§ Stored records
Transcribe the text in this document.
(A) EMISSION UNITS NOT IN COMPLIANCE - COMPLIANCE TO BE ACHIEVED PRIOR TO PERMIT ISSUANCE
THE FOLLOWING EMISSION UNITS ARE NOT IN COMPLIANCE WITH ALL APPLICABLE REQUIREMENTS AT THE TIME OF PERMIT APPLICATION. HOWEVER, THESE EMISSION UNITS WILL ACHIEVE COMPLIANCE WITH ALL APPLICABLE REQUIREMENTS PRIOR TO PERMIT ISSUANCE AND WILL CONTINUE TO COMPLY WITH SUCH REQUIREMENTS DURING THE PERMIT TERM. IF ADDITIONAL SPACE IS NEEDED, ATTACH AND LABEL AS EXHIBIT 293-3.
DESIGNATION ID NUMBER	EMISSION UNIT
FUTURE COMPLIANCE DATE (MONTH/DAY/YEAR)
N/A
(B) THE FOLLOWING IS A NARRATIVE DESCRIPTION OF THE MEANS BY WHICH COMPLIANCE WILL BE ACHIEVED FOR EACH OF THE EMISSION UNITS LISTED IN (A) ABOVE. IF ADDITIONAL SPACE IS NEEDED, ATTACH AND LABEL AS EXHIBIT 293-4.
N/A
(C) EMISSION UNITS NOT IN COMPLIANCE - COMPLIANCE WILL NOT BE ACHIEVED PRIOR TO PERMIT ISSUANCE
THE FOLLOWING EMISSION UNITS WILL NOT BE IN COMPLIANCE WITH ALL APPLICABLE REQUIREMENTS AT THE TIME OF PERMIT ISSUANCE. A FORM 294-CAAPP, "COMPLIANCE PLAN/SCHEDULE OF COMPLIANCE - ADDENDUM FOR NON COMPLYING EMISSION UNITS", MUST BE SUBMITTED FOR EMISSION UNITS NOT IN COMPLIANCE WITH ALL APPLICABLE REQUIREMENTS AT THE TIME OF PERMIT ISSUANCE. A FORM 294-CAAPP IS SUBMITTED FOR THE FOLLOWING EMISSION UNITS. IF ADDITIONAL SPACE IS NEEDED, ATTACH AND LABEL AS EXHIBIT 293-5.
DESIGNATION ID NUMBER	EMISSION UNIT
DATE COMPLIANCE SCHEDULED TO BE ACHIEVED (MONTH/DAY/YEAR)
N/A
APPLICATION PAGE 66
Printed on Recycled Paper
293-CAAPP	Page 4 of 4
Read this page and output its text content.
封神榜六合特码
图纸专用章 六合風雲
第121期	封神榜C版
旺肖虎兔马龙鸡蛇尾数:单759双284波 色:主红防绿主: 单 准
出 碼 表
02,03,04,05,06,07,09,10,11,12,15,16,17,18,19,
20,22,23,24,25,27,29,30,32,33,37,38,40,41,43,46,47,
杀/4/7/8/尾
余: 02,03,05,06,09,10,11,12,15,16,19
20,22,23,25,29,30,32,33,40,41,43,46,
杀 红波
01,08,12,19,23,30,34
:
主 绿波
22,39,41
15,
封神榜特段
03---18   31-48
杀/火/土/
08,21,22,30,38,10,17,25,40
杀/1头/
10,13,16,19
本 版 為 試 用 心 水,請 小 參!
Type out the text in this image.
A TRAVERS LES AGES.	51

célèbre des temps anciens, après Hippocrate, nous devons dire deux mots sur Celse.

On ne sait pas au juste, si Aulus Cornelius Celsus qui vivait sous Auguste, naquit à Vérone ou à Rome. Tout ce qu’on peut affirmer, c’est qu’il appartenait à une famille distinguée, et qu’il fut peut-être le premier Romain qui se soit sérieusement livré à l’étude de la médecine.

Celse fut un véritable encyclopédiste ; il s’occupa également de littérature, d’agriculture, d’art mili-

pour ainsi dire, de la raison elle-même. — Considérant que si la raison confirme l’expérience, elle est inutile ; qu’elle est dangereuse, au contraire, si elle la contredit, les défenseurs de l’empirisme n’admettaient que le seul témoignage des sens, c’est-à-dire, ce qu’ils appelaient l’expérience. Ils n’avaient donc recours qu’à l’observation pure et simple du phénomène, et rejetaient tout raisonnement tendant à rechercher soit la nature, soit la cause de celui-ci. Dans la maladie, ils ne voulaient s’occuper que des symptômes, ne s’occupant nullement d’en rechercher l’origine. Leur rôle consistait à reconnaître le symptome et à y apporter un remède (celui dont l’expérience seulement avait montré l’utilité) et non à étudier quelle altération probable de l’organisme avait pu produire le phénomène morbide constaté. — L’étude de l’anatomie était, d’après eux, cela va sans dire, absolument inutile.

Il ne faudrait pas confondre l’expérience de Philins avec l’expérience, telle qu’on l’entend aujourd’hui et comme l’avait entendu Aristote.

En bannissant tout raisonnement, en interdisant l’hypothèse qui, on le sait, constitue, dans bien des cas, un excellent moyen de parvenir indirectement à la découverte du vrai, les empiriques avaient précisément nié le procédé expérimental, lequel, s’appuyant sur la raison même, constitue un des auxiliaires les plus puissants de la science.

§ Exercise instructions
Report all lines of the material that contain the word "DATE".

§ Solved problem
FUTURE COMPLIANCE DATE (MONTH/DAY/YEAR)
DATE COMPLIANCE SCHEDULED TO BE ACHIEVED (MONTH/DAY/YEAR)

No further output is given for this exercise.